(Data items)
((

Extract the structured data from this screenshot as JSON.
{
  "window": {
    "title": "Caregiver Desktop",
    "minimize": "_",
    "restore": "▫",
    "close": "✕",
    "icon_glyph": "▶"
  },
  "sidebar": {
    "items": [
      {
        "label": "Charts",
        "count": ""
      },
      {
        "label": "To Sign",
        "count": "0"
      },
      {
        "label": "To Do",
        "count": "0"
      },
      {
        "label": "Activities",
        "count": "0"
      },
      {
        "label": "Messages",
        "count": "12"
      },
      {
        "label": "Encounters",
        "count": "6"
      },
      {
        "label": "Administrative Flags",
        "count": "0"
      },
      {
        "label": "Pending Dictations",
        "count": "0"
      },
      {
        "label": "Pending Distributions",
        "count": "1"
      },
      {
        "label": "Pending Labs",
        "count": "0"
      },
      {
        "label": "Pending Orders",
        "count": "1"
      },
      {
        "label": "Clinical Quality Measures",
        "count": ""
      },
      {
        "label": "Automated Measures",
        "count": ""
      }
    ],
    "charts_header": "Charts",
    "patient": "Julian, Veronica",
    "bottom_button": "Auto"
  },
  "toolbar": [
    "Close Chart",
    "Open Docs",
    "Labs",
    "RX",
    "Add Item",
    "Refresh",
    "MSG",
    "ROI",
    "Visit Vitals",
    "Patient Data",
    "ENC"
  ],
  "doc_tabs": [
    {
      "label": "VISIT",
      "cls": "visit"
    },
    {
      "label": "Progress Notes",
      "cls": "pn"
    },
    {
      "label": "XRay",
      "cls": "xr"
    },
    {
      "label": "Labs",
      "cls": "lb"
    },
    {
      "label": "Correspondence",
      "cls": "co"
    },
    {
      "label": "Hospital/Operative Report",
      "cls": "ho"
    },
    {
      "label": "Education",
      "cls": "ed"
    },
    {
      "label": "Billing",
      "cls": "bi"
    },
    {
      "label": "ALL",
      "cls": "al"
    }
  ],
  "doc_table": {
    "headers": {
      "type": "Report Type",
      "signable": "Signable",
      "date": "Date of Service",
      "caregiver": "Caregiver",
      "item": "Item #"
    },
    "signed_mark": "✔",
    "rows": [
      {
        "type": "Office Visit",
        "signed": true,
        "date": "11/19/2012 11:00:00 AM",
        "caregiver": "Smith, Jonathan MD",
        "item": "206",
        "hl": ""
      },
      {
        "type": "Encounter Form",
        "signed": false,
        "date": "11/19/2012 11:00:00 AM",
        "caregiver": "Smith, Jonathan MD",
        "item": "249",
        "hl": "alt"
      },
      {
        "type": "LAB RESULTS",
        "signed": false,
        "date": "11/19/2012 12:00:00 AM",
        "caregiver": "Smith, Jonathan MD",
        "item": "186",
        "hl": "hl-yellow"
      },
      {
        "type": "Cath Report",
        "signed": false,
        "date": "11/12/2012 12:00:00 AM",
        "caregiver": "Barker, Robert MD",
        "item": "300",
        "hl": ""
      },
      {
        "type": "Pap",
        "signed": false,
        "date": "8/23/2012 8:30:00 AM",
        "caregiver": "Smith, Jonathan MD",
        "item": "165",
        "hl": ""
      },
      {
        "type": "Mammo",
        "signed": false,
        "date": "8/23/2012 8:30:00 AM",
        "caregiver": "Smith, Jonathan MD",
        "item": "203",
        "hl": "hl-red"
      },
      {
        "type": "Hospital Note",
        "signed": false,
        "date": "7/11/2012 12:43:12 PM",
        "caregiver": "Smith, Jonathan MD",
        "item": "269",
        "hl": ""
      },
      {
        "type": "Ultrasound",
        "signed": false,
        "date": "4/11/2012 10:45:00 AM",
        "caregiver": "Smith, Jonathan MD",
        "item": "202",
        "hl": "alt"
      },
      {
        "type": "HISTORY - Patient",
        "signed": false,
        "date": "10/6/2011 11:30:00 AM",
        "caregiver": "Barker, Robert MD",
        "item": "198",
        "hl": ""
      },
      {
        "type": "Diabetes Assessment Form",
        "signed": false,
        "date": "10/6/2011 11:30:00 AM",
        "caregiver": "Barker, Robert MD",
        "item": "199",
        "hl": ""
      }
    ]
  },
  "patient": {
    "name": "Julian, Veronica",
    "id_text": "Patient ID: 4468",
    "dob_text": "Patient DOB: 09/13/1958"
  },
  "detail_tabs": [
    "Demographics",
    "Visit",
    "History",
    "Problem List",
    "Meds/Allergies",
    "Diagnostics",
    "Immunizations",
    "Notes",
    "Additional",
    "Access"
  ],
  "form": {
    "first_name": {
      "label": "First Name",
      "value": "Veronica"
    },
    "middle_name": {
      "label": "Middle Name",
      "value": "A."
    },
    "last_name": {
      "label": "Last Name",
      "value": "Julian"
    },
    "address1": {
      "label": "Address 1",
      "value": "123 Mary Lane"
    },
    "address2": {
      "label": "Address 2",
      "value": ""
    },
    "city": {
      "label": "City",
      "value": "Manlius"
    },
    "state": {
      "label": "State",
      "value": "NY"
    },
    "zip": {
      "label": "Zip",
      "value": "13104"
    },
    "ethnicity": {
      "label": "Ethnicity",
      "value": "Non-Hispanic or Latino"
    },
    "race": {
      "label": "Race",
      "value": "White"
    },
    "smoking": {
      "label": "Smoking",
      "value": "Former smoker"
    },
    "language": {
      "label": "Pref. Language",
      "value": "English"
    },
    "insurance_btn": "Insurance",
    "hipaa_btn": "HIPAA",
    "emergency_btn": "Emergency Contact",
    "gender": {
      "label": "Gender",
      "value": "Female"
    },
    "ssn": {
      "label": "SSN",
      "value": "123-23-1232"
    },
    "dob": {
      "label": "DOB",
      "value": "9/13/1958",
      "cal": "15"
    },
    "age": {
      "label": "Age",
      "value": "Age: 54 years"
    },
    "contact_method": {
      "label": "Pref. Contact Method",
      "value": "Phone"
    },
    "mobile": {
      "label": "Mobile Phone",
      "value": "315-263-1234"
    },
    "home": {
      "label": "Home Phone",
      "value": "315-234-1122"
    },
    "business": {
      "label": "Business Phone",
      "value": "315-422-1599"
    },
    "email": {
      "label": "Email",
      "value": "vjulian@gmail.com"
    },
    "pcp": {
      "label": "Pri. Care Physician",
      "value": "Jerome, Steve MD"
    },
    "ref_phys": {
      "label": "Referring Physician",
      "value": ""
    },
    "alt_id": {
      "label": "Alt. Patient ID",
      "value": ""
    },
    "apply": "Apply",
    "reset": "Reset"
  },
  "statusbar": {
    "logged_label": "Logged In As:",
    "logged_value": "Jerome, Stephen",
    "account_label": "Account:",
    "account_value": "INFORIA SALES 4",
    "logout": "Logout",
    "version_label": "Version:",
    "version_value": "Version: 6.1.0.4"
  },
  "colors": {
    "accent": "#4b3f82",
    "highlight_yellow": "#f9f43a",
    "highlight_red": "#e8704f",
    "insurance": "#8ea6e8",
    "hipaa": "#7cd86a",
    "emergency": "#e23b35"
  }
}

))

- _Do this_
Make an exact copy of the listing, including every line.

- _Output of the task_
Extract the structured data from this screenshot as JSON.
{
  "window": {
    "title": "Caregiver Desktop",
    "minimize": "_",
    "restore": "▫",
    "close": "✕",
    "icon_glyph": "▶"
  },
  "sidebar": {
    "items": [
      {
        "label": "Charts",
        "count": ""
      },
      {
        "label": "To Sign",
        "count": "0"
      },
      {
        "label": "To Do",
        "count": "0"
      },
      {
        "label": "Activities",
        "count": "0"
      },
      {
        "label": "Messages",
        "count": "12"
      },
      {
        "label": "Encounters",
        "count": "6"
      },
      {
        "label": "Administrative Flags",
        "count": "0"
      },
      {
        "label": "Pending Dictations",
        "count": "0"
      },
      {
        "label": "Pending Distributions",
        "count": "1"
      },
      {
        "label": "Pending Labs",
        "count": "0"
      },
      {
        "label": "Pending Orders",
        "count": "1"
      },
      {
        "label": "Clinical Quality Measures",
        "count": ""
      },
      {
        "label": "Automated Measures",
        "count": ""
      }
    ],
    "charts_header": "Charts",
    "patient": "Julian, Veronica",
    "bottom_button": "Auto"
  },
  "toolbar": [
    "Close Chart",
    "Open Docs",
    "Labs",
    "RX",
    "Add Item",
    "Refresh",
    "MSG",
    "ROI",
    "Visit Vitals",
    "Patient Data",
    "ENC"
  ],
  "doc_tabs": [
    {
      "label": "VISIT",
      "cls": "visit"
    },
    {
      "label": "Progress Notes",
      "cls": "pn"
    },
    {
      "label": "XRay",
      "cls": "xr"
    },
    {
      "label": "Labs",
      "cls": "lb"
    },
    {
      "label": "Correspondence",
      "cls": "co"
    },
    {
      "label": "Hospital/Operative Report",
      "cls": "ho"
    },
    {
      "label": "Education",
      "cls": "ed"
    },
    {
      "label": "Billing",
      "cls": "bi"
    },
    {
      "label": "ALL",
      "cls": "al"
    }
  ],
  "doc_table": {
    "headers": {
      "type": "Report Type",
      "signable": "Signable",
      "date": "Date of Service",
      "caregiver": "Caregiver",
      "item": "Item #"
    },
    "signed_mark": "✔",
    "rows": [
      {
        "type": "Office Visit",
        "signed": true,
        "date": "11/19/2012 11:00:00 AM",
        "caregiver": "Smith, Jonathan MD",
        "item": "206",
        "hl": ""
      },
      {
        "type": "Encounter Form",
        "signed": false,
        "date": "11/19/2012 11:00:00 AM",
        "caregiver": "Smith, Jonathan MD",
        "item": "249",
        "hl": "alt"
      },
      {
        "type": "LAB RESULTS",
        "signed": false,
        "date": "11/19/2012 12:00:00 AM",
        "caregiver": "Smith, Jonathan MD",
        "item": "186",
        "hl": "hl-yellow"
      },
      {
        "type": "Cath Report",
        "signed": false,
        "date": "11/12/2012 12:00:00 AM",
        "caregiver": "Barker, Robert MD",
        "item": "300",
        "hl": ""
      },
      {
        "type": "Pap",
        "signed": false,
        "date": "8/23/2012 8:30:00 AM",
        "caregiver": "Smith, Jonathan MD",
        "item": "165",
        "hl": ""
      },
      {
        "type": "Mammo",
        "signed": false,
        "date": "8/23/2012 8:30:00 AM",
        "caregiver": "Smith, Jonathan MD",
        "item": "203",
        "hl": "hl-red"
      },
      {
        "type": "Hospital Note",
        "signed": false,
        "date": "7/11/2012 12:43:12 PM",
        "caregiver": "Smith, Jonathan MD",
        "item": "269",
        "hl": ""
      },
      {
        "type": "Ultrasound",
        "signed": false,
        "date": "4/11/2012 10:45:00 AM",
        "caregiver": "Smith, Jonathan MD",
        "item": "202",
        "hl": "alt"
      },
      {
        "type": "HISTORY - Patient",
        "signed": false,
        "date": "10/6/2011 11:30:00 AM",
        "caregiver": "Barker, Robert MD",
        "item": "198",
        "hl": ""
      },
      {
        "type": "Diabetes Assessment Form",
        "signed": false,
        "date": "10/6/2011 11:30:00 AM",
        "caregiver": "Barker, Robert MD",
        "item": "199",
        "hl": ""
      }
    ]
  },
  "patient": {
    "name": "Julian, Veronica",
    "id_text": "Patient ID: 4468",
    "dob_text": "Patient DOB: 09/13/1958"
  },
  "detail_tabs": [
    "Demographics",
    "Visit",
    "History",
    "Problem List",
    "Meds/Allergies",
    "Diagnostics",
    "Immunizations",
    "Notes",
    "Additional",
    "Access"
  ],
  "form": {
    "first_name": {
      "label": "First Name",
      "value": "Veronica"
    },
    "middle_name": {
      "label": "Middle Name",
      "value": "A."
    },
    "last_name": {
      "label": "Last Name",
      "value": "Julian"
    },
    "address1": {
      "label": "Address 1",
      "value": "123 Mary Lane"
    },
    "address2": {
      "label": "Address 2",
      "value": ""
    },
    "city": {
      "label": "City",
      "value": "Manlius"
    },
    "state": {
      "label": "State",
      "value": "NY"
    },
    "zip": {
      "label": "Zip",
      "value": "13104"
    },
    "ethnicity": {
      "label": "Ethnicity",
      "value": "Non-Hispanic or Latino"
    },
    "race": {
      "label": "Race",
      "value": "White"
    },
    "smoking": {
      "label": "Smoking",
      "value": "Former smoker"
    },
    "language": {
      "label": "Pref. Language",
      "value": "English"
    },
    "insurance_btn": "Insurance",
    "hipaa_btn": "HIPAA",
    "emergency_btn": "Emergency Contact",
    "gender": {
      "label": "Gender",
      "value": "Female"
    },
    "ssn": {
      "label": "SSN",
      "value": "123-23-1232"
    },
    "dob": {
      "label": "DOB",
      "value": "9/13/1958",
      "cal": "15"
    },
    "age": {
      "label": "Age",
      "value": "Age: 54 years"
    },
    "contact_method": {
      "label": "Pref. Contact Method",
      "value": "Phone"
    },
    "mobile": {
      "label": "Mobile Phone",
      "value": "315-263-1234"
    },
    "home": {
      "label": "Home Phone",
      "value": "315-234-1122"
    },
    "business": {
      "label": "Business Phone",
      "value": "315-422-1599"
    },
    "email": {
      "label": "Email",
      "value": "vjulian@gmail.com"
    },
    "pcp": {
      "label": "Pri. Care Physician",
      "value": "Jerome, Steve MD"
    },
    "ref_phys": {
      "label": "Referring Physician",
      "value": ""
    },
    "alt_id": {
      "label": "Alt. Patient ID",
      "value": ""
    },
    "apply": "Apply",
    "reset": "Reset"
  },
  "statusbar": {
    "logged_label": "Logged In As:",
    "logged_value": "Jerome, Stephen",
    "account_label": "Account:",
    "account_value": "INFORIA SALES 4",
    "logout": "Logout",
    "version_label": "Version:",
    "version_value": "Version: 6.1.0.4"
  },
  "colors": {
    "accent": "#4b3f82",
    "highlight_yellow": "#f9f43a",
    "highlight_red": "#e8704f",
    "insurance": "#8ea6e8",
    "hipaa": "#7cd86a",
    "emergency": "#e23b35"
  }
}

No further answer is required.